■ Task requirements
State the number of lines with the string "BaSO₄" in them, and nothing else.

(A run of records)
## start

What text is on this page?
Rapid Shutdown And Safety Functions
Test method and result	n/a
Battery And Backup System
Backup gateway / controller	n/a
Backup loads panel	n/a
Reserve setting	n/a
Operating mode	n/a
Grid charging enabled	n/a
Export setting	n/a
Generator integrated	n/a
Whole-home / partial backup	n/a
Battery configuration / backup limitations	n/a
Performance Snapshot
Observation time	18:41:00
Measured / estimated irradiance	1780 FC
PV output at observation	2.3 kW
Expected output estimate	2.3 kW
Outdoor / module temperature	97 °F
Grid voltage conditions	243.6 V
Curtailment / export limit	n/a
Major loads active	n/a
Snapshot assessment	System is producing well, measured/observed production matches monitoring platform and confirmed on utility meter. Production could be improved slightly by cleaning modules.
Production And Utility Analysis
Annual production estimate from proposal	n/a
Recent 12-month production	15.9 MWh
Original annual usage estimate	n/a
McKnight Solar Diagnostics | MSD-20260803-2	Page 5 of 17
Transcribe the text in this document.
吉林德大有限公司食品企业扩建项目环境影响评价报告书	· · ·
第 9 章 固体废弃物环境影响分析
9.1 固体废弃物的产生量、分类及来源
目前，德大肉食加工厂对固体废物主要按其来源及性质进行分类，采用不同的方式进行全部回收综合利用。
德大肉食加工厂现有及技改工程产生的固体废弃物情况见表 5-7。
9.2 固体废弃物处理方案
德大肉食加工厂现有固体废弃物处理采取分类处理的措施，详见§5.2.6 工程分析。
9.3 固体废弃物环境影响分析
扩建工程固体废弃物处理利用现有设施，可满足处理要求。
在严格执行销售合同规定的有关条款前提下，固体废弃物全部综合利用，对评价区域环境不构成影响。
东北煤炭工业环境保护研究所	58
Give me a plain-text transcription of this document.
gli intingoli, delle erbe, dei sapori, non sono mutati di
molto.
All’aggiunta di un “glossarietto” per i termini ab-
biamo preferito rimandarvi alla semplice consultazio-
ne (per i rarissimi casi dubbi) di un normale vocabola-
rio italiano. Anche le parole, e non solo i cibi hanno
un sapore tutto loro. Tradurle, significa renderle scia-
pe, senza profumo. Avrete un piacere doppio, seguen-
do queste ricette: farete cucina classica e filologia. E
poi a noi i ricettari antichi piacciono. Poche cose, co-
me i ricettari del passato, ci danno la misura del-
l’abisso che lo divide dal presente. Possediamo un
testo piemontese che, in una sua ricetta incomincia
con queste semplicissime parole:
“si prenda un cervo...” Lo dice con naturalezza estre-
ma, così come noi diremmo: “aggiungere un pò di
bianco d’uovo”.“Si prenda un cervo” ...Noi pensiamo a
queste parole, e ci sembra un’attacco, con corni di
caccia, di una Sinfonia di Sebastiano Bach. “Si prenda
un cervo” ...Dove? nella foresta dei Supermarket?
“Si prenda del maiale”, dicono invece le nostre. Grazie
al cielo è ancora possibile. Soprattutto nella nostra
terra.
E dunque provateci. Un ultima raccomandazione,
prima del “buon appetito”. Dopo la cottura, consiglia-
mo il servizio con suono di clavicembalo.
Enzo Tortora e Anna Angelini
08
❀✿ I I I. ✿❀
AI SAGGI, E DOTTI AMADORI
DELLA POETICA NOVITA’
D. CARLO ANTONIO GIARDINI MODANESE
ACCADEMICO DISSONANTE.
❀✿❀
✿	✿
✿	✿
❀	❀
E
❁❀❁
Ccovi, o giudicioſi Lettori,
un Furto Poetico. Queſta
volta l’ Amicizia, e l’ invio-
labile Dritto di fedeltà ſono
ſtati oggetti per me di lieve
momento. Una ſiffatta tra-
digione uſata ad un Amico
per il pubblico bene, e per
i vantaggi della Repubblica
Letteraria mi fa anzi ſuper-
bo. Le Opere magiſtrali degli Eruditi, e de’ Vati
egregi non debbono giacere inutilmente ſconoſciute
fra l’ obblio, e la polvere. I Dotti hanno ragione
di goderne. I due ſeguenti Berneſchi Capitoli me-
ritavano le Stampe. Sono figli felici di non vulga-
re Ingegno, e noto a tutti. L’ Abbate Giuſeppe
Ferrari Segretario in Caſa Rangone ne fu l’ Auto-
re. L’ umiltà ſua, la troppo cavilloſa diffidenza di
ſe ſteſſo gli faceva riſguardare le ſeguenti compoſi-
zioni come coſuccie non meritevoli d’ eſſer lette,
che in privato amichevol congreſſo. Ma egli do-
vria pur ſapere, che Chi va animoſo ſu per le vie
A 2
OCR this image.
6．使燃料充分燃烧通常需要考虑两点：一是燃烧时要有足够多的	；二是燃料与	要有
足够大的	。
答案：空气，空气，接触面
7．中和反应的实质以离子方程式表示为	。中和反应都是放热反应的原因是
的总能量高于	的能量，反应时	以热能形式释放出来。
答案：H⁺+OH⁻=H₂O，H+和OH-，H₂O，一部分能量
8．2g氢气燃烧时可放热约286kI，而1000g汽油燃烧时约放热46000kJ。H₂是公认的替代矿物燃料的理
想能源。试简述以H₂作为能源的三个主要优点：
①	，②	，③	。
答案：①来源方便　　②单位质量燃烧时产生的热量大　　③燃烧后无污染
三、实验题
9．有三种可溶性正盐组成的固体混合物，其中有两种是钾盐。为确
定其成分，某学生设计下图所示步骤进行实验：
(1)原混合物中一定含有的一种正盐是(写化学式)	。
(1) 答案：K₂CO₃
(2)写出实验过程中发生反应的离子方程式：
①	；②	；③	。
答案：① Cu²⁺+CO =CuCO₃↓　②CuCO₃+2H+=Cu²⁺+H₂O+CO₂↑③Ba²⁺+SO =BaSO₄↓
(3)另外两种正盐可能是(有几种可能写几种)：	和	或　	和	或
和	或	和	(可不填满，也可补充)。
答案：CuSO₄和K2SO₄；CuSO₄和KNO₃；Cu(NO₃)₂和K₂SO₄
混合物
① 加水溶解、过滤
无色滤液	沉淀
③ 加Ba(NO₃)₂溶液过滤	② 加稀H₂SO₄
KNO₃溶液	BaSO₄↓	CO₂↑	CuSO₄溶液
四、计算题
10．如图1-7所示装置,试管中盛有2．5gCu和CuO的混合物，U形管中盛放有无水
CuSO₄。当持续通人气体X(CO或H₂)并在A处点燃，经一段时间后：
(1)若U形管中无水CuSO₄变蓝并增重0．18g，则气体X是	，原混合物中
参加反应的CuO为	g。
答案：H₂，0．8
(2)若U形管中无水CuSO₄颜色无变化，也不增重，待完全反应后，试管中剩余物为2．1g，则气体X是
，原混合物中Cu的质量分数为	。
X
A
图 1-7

## end

■ Task response
2